● Task brief
Continue the passage on Google's early history, starting right after its last sentence.
** start of Given text **
Andy Bechtolsheim, one of the founders of Sun Microsystems, was used to taking the long view. One look at their demo and he knew Google had potential — a lot of potential. But though his interest had been piqued, he was pressed for time. As Sergey tells it, “We met him very early one morning on the porch of a Stanford faculty member’s home in Palo Alto. We gave him a quick demo. He had to run off somewhere, so he said, ‘Instead of us discussing all the details, why don’t I just write you a check?’ It was made out to Google Inc. and was for $100,000.”

The investment created a small dilemma. Since there was no legal entity known as “Google Inc.,” there was no way to deposit the check. It sat in Larry’s desk drawer for a couple of weeks while he and Sergey scrambled to set up a corporation and locate other funders among family, friends, and acquaintances. Ultimately they brought in a total initial investment of almost $1 million.

Everyone’s favourite garage band

In September 1998, Google Inc. opened its door in Menlo Park, California. The door came with a remote control, as it was attached to the garage of a friend who sublet space to the new corporation’s staff of three. The office offered several big advantages, including a washer and dryer and a hot tub. It also provided a parking space for the first employee hired by the new company: Craig Silverstein, now Google’s director of technology.

Already Google.com, still in beta, was answering 10,000 search queries each day. The press began to take notice of the upstart website with the relevant search results, and articles extolling Google appeared in USA TODAY and Le Monde. That December, PC Magazine named Google one of its Top 100 Web Sites and Search Engines for 1998. Google was moving up in the world.

1999: On the road again

Google quickly outgrew the confines of its Menlo Park home, and by February 1999 had moved to an office on University Avenue in Palo Alto. At eight employees, Google’s staff had nearly tripled, and the service was answering more than 500,000 queries per day. Interest in the company had grown as well. Red Hat signed on as its first commercial search customer, drawn in part by Google’s commitment to running its servers on the open source operating system Linux.

On June 7, the company announced that it had secured a round of funding that included $25 million from the two leading venture capital firms in Silicon Valley, Sequoia Capital and Kleiner Perkins Caufield & Byers. In a replay of the convergence of opposites that gave birth to Google, the two firms — normally fiercely competitive, but seeing eye-to-eye on the value of this new investment — both took seats on the board of directors. Mike Moritz of Sequoia and John Doerr of Kleiner Perkins — who between them had helped grow Sun Microsytems, Intuit, Amazon, and Yahoo! — joined Ram Shriram, CEO of Junglee, at the ping pong table that served as formal boardroom furniture.
** end of Given text **
** start of Supplied information **
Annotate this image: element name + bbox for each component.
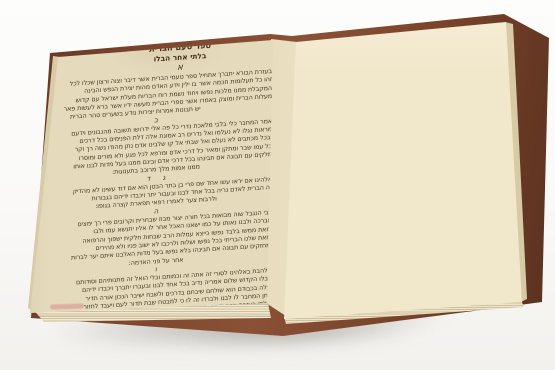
pencil-corner-mark: 1 bbox=[43, 20, 51, 31]
photo-of-open-manuscript: 1 850 בעה״ ספר טעם הברית בלתי אחר הבלו א… bbox=[0, 0, 555, 370]
manuscript-text-block: בעה״ ספר טעם הברית בלתי אחר הבלו א בעזרת… bbox=[40, 30, 272, 322]
pencil-folio-number: 850 bbox=[81, 26, 108, 42]
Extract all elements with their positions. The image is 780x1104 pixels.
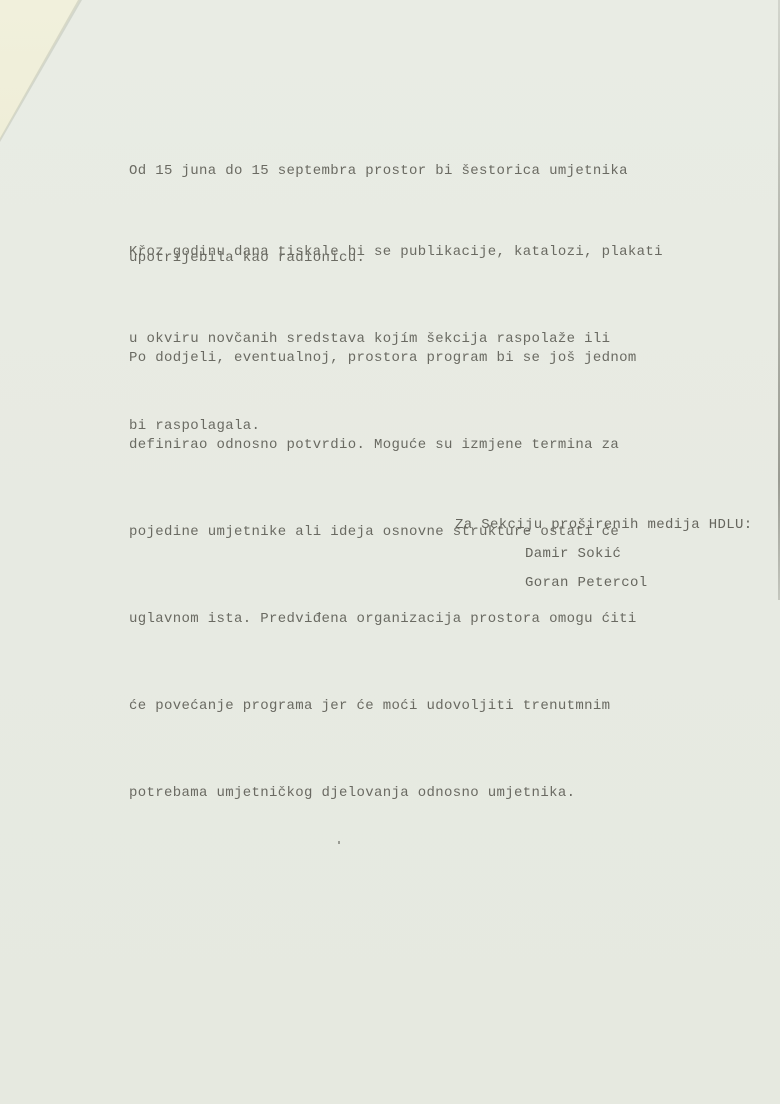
text-line: definirao odnosno potvrdio. Moguće su iz… xyxy=(129,431,637,460)
text-line: uglavnom ista. Predviđena organizacija p… xyxy=(129,605,637,634)
signatory-name: Damir Sokić xyxy=(525,540,621,569)
document-page: Od 15 juna do 15 septembra prostor bi še… xyxy=(0,0,780,1104)
signatory-name: Goran Petercol xyxy=(525,569,648,598)
text-line: potrebama umjetničkog djelovanja odnosno… xyxy=(129,779,637,808)
text-line: Po dodjeli, eventualnoj, prostora progra… xyxy=(129,344,637,373)
paper-speck xyxy=(338,841,340,844)
signature-organization: Za Sekciju proširenih medija HDLU: xyxy=(455,511,753,540)
text-line: će povećanje programa jer će moći udovol… xyxy=(129,692,637,721)
text-line: Křoz godinu dana tiskale bi se publikaci… xyxy=(129,238,663,267)
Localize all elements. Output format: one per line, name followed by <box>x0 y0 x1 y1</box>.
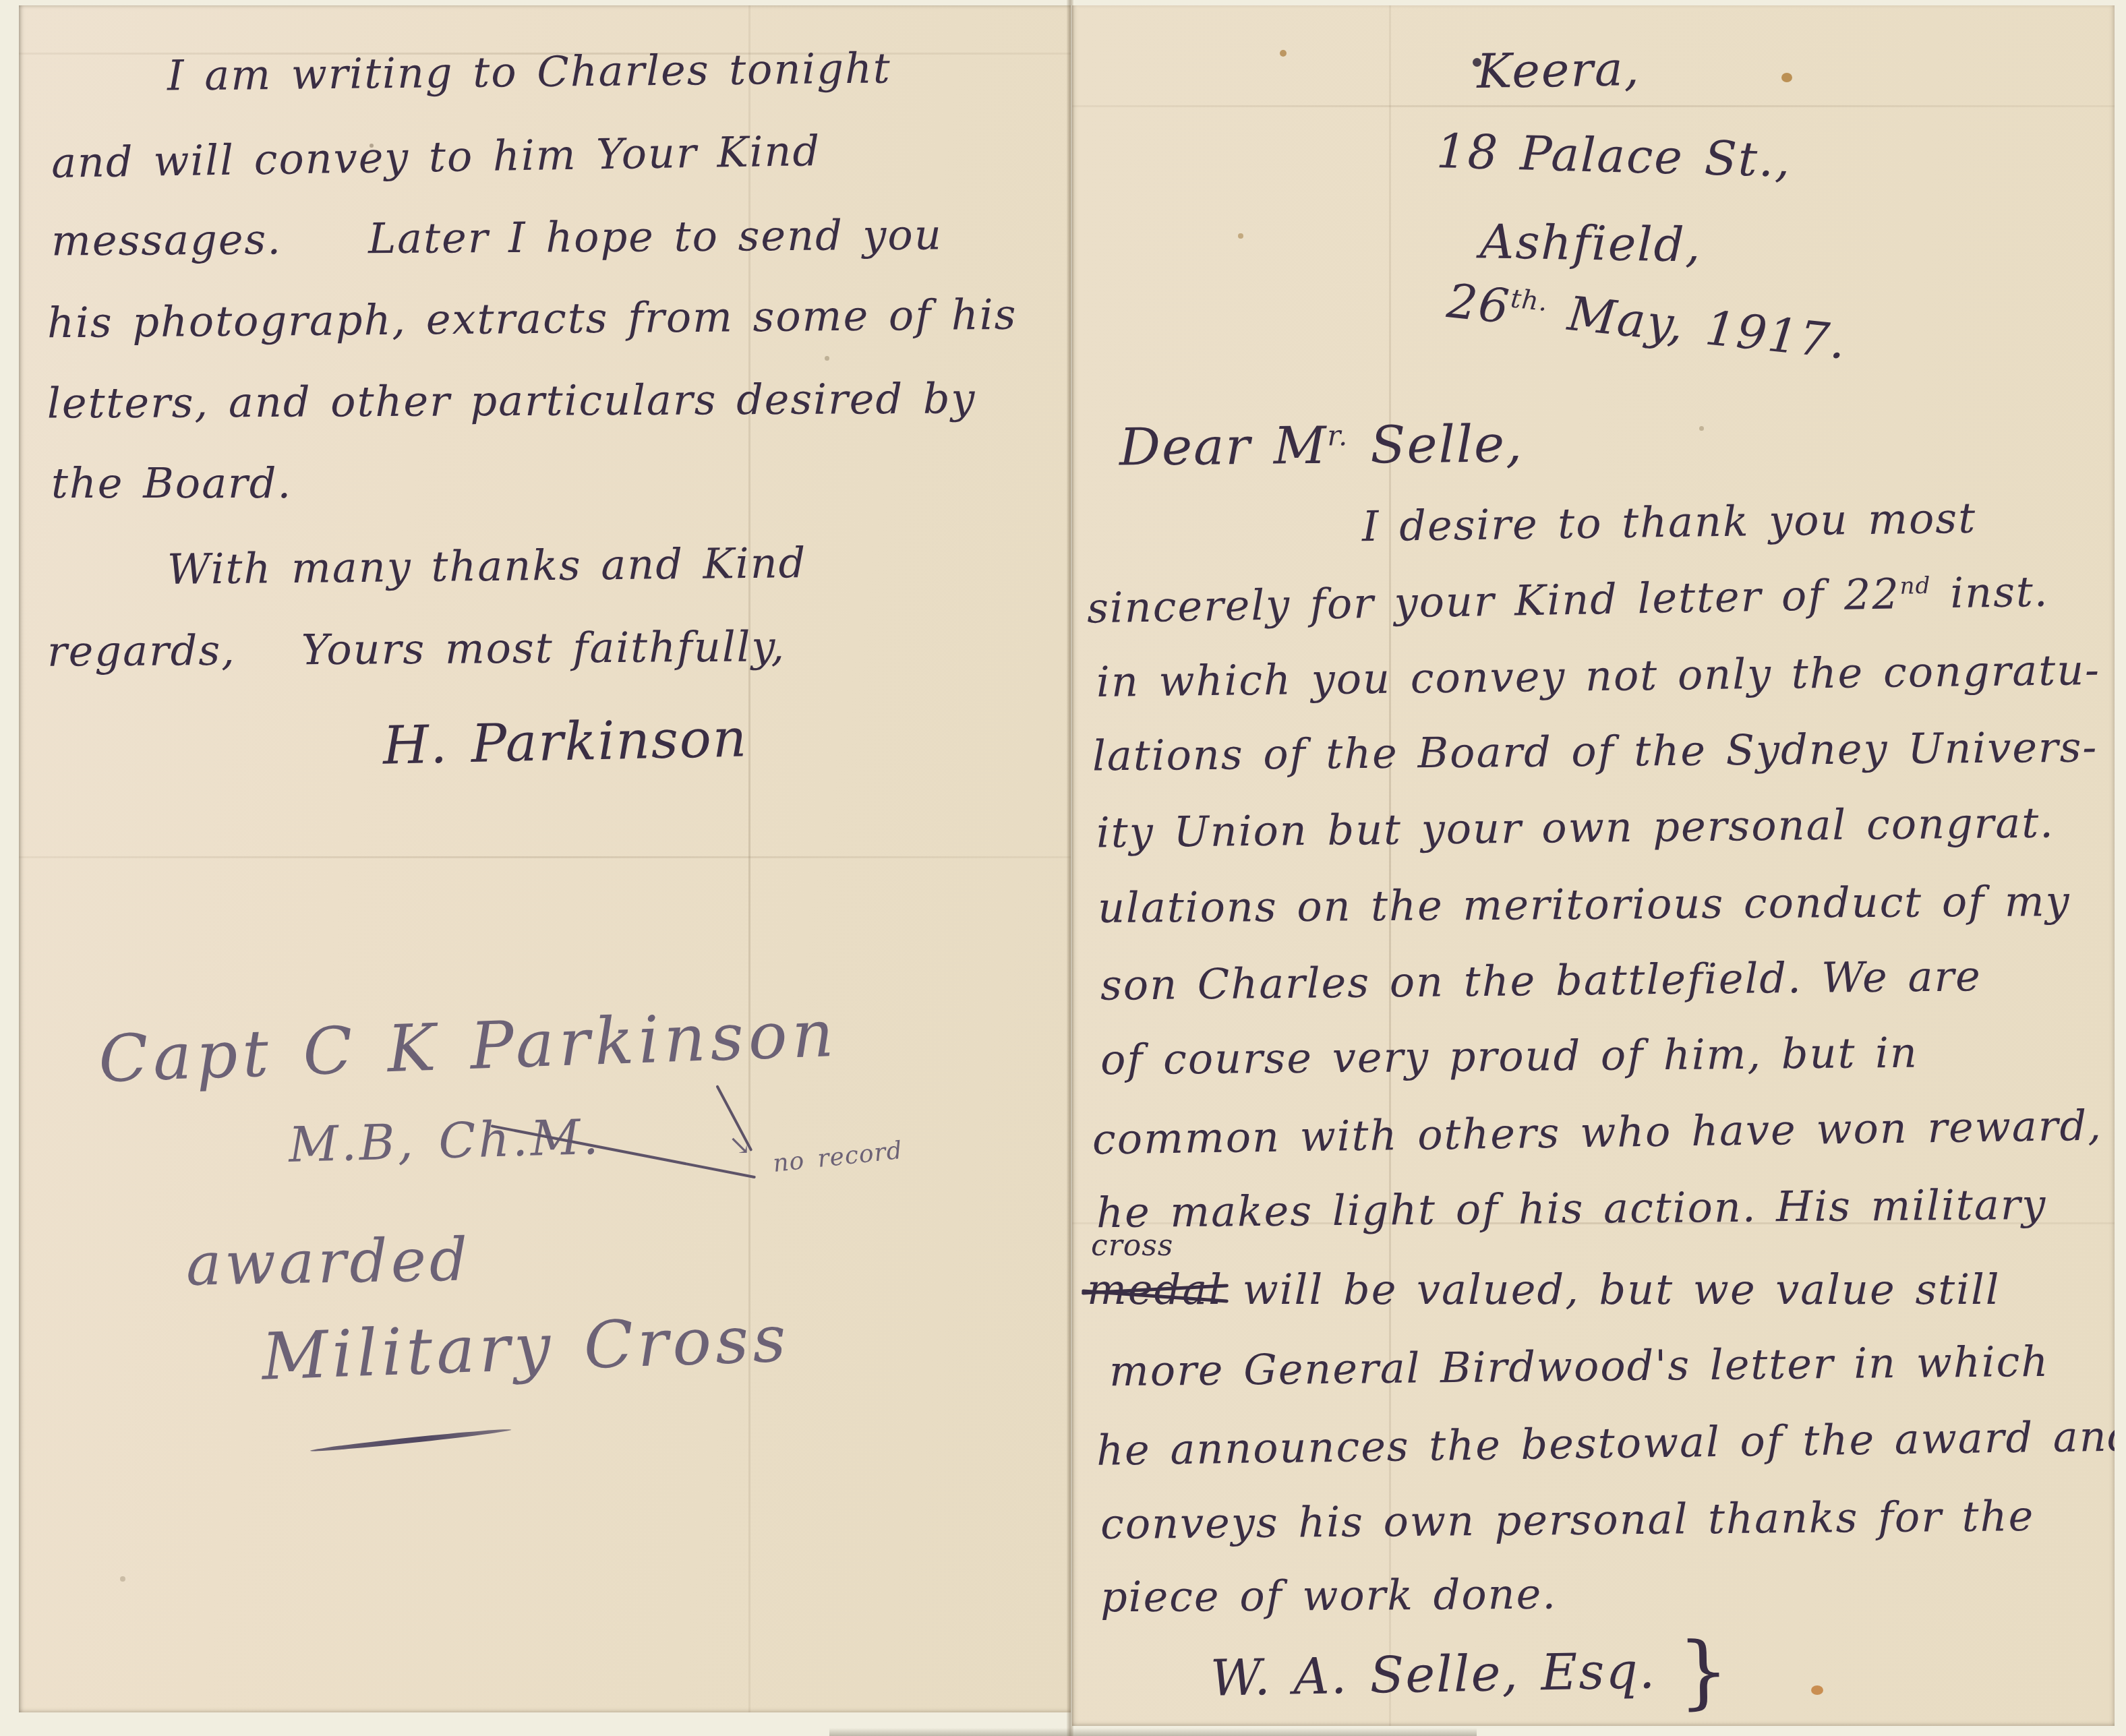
paper-speck <box>825 356 829 361</box>
addressee: W. A. Selle, Esq. } <box>1210 1624 1731 1726</box>
signature: H. Parkinson <box>382 708 748 776</box>
pencil-note-military-cross: Military Cross <box>260 1300 791 1394</box>
handwritten-line: lations of the Board of the Sydney Unive… <box>1092 722 2098 780</box>
salutation: Dear Mr. Selle, <box>1119 413 1524 477</box>
handwritten-line: in which you convey not only the congrat… <box>1096 645 2101 707</box>
paper-speck <box>120 1576 125 1582</box>
fold-crease <box>748 5 750 1712</box>
letter-scan: I am writing to Charles tonight and will… <box>0 0 2126 1736</box>
handwritten-line: ulations on the meritorious conduct of m… <box>1098 876 2071 932</box>
fold-crease <box>19 856 1071 858</box>
letter-date: 26th. May, 1917. <box>1444 273 1850 370</box>
handwritten-line: common with others who have won reward, <box>1092 1101 2103 1164</box>
address-street: 18 Palace St., <box>1436 123 1792 188</box>
handwritten-line: regards, Yours most faithfully, <box>47 622 786 676</box>
fold-crease <box>1072 105 2115 107</box>
handwritten-line: I desire to thank you most <box>1362 493 1977 551</box>
handwritten-line: the Board. <box>51 458 292 508</box>
handwritten-line: and will convey to him Your Kind <box>51 126 821 187</box>
struck-word: medal <box>1087 1265 1223 1314</box>
down-right-arrow-icon: ↘ <box>728 1130 752 1161</box>
right-page: Keera, 18 Palace St., Ashfield, 26th. Ma… <box>1072 5 2115 1726</box>
scan-edge-shadow <box>829 1728 1477 1736</box>
handwritten-line: he makes light of his action. His milita… <box>1096 1180 2047 1237</box>
date-rest: May, 1917. <box>1544 284 1850 370</box>
handwritten-line: With many thanks and Kind <box>167 538 807 594</box>
handwritten-line: more General Birdwood's letter in which <box>1109 1337 2050 1396</box>
handwritten-line: son Charles on the battlefield. We are <box>1100 951 1982 1010</box>
left-page: I am writing to Charles tonight and will… <box>19 5 1071 1712</box>
handwritten-line: letters, and other particulars desired b… <box>47 373 976 427</box>
handwritten-line-with-correction: crossmedal will be valued, but we value … <box>1087 1265 2001 1314</box>
handwritten-line: he announces the bestowal of the award a… <box>1096 1411 2115 1475</box>
handwritten-line: piece of work done. <box>1100 1569 1557 1622</box>
handwritten-line: I am writing to Charles tonight <box>167 43 891 100</box>
pencil-note-awarded: awarded <box>185 1224 471 1298</box>
foxing-spot <box>1238 233 1243 239</box>
inserted-word: cross <box>1091 1228 1173 1263</box>
handwritten-line: ity Union but your own personal congrat. <box>1096 798 2055 858</box>
paper-speck <box>1699 426 1704 431</box>
handwritten-line: sincerely for your Kind letter of 22nd i… <box>1086 567 2049 633</box>
address-suburb: Ashfield, <box>1479 214 1702 273</box>
pencil-note-name: Capt C K Parkinson <box>97 996 839 1097</box>
handwritten-line: of course very proud of him, but in <box>1100 1028 1918 1085</box>
page-seam <box>1067 0 1073 1736</box>
foxing-spot <box>1280 50 1287 57</box>
address-house-name: Keera, <box>1476 41 1641 99</box>
handwritten-line: conveys his own personal thanks for the <box>1100 1491 2035 1549</box>
handwritten-line: his photograph, extracts from some of hi… <box>47 290 1017 348</box>
footer-brace: } <box>1677 1624 1731 1718</box>
date-ordinal: th. <box>1509 283 1549 318</box>
foxing-spot <box>1781 73 1792 82</box>
underline-stroke <box>310 1427 512 1454</box>
foxing-spot <box>1811 1685 1823 1695</box>
date-day: 26 <box>1444 273 1512 334</box>
pencil-note-degrees: M.B, Ch.M. <box>288 1108 601 1173</box>
pencil-note-annotation: no record <box>771 1137 904 1178</box>
handwritten-line: messages. Later I hope to send you <box>51 210 943 265</box>
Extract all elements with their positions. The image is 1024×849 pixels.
** end of Supplied information **
● Result of the task
In short order, key hires began to fill the company’s modest offices. Omid Kordestani left Netscape to accept a position as vice president of business development and sales, and Urs Hölzle was hired away from UC Santa Barbara as vice president of engineering. It quickly became obvious that more space was needed. At one point the office became so cramped that employees couldn’t stand up from their desks without others tucking their chairs in first.

No beta search engine

The gridlock was alleviated with the move to the Googleplex, Google’s current headquarters in Mountain View, California. And tucked away in one corner of the two-story structure, the Google kernel continued to grow — attracting staff and clients and drawing attention from users and the press. AOL/Netscape selected Google as its web search service and helped push traffic levels past 3 million searches per day. Clearly, Google had evolved. What had been a college research project was now a real company offering a service that was in great demand.

On September 21, 1999, the beta label came off the website.

Still Google continued to expand. The Italian portal Virgilio signed on as a client, as did Virgin Net, the UK’s leading online entertainment guide. The spate of recognition that followed included a Technical Excellence Award for Innovation in Web Application Development from PC Magazine and inclusion in several “best of” lists, culminating with Google’s appearance on Time magazine’s Top Ten Best Cybertech list for 1999.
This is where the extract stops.